_Work to complete_
Every line of the material is to be repeated exactly as it stands.

_Entries shown_
┄┄┄┄┄┄
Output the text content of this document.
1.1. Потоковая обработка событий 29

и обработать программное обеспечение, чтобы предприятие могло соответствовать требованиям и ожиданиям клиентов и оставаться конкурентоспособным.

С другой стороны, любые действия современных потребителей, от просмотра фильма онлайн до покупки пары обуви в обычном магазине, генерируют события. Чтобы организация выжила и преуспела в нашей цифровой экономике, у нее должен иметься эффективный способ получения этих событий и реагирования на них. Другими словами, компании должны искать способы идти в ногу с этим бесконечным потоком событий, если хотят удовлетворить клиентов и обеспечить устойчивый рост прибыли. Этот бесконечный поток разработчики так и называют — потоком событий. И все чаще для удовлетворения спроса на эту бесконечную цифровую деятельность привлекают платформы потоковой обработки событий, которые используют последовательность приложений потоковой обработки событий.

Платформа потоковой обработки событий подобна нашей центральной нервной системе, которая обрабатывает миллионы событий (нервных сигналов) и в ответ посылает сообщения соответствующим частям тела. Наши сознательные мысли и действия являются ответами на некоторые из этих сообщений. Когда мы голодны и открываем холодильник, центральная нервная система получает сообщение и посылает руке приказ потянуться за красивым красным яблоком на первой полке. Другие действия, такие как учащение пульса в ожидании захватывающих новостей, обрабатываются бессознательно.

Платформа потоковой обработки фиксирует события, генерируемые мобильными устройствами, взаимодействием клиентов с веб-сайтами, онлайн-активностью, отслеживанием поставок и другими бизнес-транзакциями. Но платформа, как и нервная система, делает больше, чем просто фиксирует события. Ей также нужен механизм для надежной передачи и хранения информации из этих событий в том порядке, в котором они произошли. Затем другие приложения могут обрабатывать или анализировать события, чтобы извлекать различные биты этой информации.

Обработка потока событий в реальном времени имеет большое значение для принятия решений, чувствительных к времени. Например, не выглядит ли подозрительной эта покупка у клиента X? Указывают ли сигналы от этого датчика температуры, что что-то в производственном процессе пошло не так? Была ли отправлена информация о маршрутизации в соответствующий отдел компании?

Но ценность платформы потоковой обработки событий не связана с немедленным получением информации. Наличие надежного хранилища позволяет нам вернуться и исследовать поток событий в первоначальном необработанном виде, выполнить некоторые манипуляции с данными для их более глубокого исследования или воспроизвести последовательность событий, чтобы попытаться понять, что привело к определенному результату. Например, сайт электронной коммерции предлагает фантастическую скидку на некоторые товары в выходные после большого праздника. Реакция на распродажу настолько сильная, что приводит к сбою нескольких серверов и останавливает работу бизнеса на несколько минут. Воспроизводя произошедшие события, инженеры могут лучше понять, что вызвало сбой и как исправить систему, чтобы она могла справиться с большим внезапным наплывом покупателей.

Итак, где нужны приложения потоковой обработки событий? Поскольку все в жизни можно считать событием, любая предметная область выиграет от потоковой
┄┄┄┄┄┄
_Solution for this exercise_
Output the text content of this document.
1.1. Потоковая обработка событий 29

и обработать программное обеспечение, чтобы предприятие могло соответствовать требованиям и ожиданиям клиентов и оставаться конкурентоспособным.

С другой стороны, любые действия современных потребителей, от просмотра фильма онлайн до покупки пары обуви в обычном магазине, генерируют события. Чтобы организация выжила и преуспела в нашей цифровой экономике, у нее должен иметься эффективный способ получения этих событий и реагирования на них. Другими словами, компании должны искать способы идти в ногу с этим бесконечным потоком событий, если хотят удовлетворить клиентов и обеспечить устойчивый рост прибыли. Этот бесконечный поток разработчики так и называют — потоком событий. И все чаще для удовлетворения спроса на эту бесконечную цифровую деятельность привлекают платформы потоковой обработки событий, которые используют последовательность приложений потоковой обработки событий.

Платформа потоковой обработки событий подобна нашей центральной нервной системе, которая обрабатывает миллионы событий (нервных сигналов) и в ответ посылает сообщения соответствующим частям тела. Наши сознательные мысли и действия являются ответами на некоторые из этих сообщений. Когда мы голодны и открываем холодильник, центральная нервная система получает сообщение и посылает руке приказ потянуться за красивым красным яблоком на первой полке. Другие действия, такие как учащение пульса в ожидании захватывающих новостей, обрабатываются бессознательно.

Платформа потоковой обработки фиксирует события, генерируемые мобильными устройствами, взаимодействием клиентов с веб-сайтами, онлайн-активностью, отслеживанием поставок и другими бизнес-транзакциями. Но платформа, как и нервная система, делает больше, чем просто фиксирует события. Ей также нужен механизм для надежной передачи и хранения информации из этих событий в том порядке, в котором они произошли. Затем другие приложения могут обрабатывать или анализировать события, чтобы извлекать различные биты этой информации.

Обработка потока событий в реальном времени имеет большое значение для принятия решений, чувствительных к времени. Например, не выглядит ли подозрительной эта покупка у клиента X? Указывают ли сигналы от этого датчика температуры, что что-то в производственном процессе пошло не так? Была ли отправлена информация о маршрутизации в соответствующий отдел компании?

Но ценность платформы потоковой обработки событий не связана с немедленным получением информации. Наличие надежного хранилища позволяет нам вернуться и исследовать поток событий в первоначальном необработанном виде, выполнить некоторые манипуляции с данными для их более глубокого исследования или воспроизвести последовательность событий, чтобы попытаться понять, что привело к определенному результату. Например, сайт электронной коммерции предлагает фантастическую скидку на некоторые товары в выходные после большого праздника. Реакция на распродажу настолько сильная, что приводит к сбою нескольких серверов и останавливает работу бизнеса на несколько минут. Воспроизводя произошедшие события, инженеры могут лучше понять, что вызвало сбой и как исправить систему, чтобы она могла справиться с большим внезапным наплывом покупателей.

Итак, где нужны приложения потоковой обработки событий? Поскольку все в жизни можно считать событием, любая предметная область выиграет от потоковой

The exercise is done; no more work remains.